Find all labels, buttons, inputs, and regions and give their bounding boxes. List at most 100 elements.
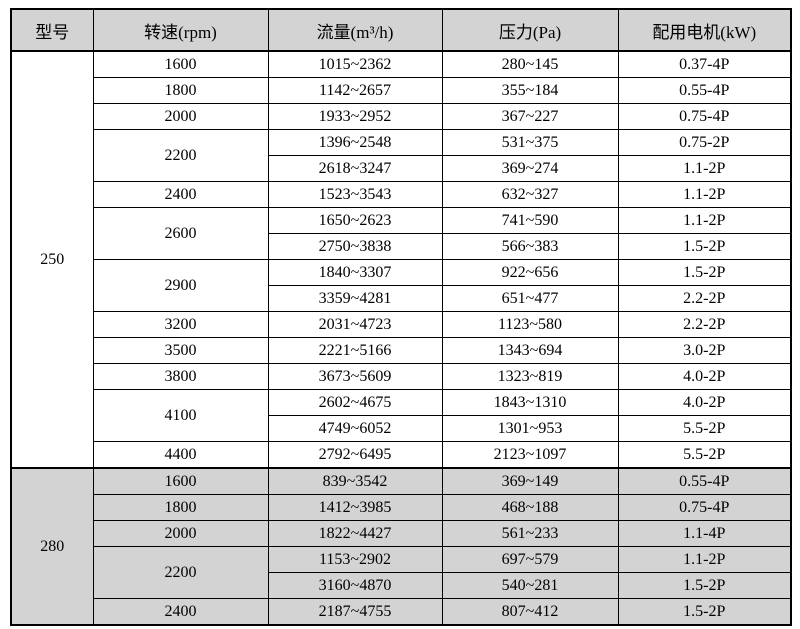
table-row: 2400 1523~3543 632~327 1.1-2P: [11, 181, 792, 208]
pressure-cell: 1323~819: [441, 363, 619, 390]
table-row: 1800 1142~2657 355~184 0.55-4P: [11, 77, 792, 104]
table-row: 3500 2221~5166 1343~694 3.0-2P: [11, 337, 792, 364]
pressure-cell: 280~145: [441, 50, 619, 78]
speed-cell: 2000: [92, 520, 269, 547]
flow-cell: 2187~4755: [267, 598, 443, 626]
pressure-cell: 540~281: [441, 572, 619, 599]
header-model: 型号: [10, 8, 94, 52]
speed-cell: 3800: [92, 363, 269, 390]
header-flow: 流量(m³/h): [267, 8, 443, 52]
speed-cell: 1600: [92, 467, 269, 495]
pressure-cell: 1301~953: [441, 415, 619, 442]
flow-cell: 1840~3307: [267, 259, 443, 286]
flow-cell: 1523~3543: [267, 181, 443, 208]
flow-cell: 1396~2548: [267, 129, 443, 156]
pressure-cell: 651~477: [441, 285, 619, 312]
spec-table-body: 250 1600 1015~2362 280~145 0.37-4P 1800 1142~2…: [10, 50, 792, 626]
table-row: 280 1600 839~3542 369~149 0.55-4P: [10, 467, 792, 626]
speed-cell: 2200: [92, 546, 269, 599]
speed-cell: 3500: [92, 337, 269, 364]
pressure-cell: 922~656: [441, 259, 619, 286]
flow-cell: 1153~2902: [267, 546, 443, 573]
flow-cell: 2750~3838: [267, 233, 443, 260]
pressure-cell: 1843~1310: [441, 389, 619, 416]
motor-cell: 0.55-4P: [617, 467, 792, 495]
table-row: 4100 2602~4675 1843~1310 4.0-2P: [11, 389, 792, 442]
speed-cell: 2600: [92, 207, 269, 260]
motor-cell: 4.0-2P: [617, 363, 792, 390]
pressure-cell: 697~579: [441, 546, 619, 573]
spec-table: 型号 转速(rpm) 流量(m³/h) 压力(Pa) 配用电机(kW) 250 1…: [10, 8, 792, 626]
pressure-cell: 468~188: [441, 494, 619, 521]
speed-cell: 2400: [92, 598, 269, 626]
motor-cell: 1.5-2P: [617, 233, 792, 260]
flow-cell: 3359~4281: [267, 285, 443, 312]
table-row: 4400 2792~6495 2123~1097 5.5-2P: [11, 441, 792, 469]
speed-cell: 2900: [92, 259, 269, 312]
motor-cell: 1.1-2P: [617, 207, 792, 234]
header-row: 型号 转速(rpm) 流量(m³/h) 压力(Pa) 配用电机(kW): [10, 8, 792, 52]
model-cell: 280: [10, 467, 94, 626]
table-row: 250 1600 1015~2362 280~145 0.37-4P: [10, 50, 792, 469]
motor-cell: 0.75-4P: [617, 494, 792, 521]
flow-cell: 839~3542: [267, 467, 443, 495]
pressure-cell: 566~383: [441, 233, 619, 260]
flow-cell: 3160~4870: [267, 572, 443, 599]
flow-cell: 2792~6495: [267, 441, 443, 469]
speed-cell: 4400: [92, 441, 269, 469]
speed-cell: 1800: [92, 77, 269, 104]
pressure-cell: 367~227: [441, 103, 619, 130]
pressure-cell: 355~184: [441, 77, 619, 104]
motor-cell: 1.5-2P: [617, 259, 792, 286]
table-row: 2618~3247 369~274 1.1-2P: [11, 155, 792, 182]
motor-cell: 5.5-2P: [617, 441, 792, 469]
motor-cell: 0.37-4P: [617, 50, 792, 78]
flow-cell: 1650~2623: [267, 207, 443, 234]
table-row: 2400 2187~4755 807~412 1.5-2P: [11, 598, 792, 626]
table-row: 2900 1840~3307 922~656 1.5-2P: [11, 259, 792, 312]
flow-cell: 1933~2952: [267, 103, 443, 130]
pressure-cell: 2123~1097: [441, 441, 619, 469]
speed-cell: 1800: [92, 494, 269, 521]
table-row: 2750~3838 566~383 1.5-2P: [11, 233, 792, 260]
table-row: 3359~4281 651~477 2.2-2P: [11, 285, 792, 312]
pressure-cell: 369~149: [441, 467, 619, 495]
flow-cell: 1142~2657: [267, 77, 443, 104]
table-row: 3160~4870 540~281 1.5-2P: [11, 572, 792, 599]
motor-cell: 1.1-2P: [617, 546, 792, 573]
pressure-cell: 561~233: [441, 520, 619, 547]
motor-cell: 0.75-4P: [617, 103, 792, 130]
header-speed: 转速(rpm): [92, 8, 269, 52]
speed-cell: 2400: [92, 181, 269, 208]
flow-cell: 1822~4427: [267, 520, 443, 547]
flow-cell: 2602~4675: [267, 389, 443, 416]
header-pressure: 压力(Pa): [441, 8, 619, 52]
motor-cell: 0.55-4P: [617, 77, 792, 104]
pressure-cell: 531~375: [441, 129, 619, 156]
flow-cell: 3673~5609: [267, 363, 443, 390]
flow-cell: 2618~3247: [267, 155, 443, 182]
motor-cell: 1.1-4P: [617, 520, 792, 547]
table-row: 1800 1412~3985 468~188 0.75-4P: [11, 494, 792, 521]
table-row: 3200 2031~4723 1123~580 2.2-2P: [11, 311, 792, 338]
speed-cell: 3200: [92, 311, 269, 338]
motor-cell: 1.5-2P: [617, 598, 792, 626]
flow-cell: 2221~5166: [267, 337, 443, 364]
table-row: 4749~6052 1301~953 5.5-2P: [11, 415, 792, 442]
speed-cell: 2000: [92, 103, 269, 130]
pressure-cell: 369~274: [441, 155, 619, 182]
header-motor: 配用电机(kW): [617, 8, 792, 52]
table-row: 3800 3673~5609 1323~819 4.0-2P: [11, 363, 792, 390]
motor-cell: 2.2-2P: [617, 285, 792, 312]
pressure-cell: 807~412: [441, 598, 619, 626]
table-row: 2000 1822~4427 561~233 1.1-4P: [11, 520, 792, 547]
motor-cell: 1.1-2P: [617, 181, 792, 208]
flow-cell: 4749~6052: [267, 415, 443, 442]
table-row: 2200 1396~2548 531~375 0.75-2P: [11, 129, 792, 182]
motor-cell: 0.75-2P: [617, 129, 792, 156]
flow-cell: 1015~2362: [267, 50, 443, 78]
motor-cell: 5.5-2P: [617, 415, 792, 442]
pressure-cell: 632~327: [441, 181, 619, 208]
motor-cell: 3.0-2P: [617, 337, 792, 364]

• Written task: Show each line from the items above that contains the string "spec", where case counts.

• Answer below:
spec-table-body: 250 1600 1015~2362 280~145 0.37-4P 1800 1142~2…: [10, 50, 792, 626]
spec-table: 型号 转速(rpm) 流量(m³/h) 压力(Pa) 配用电机(kW) 250 1…: [10, 8, 792, 626]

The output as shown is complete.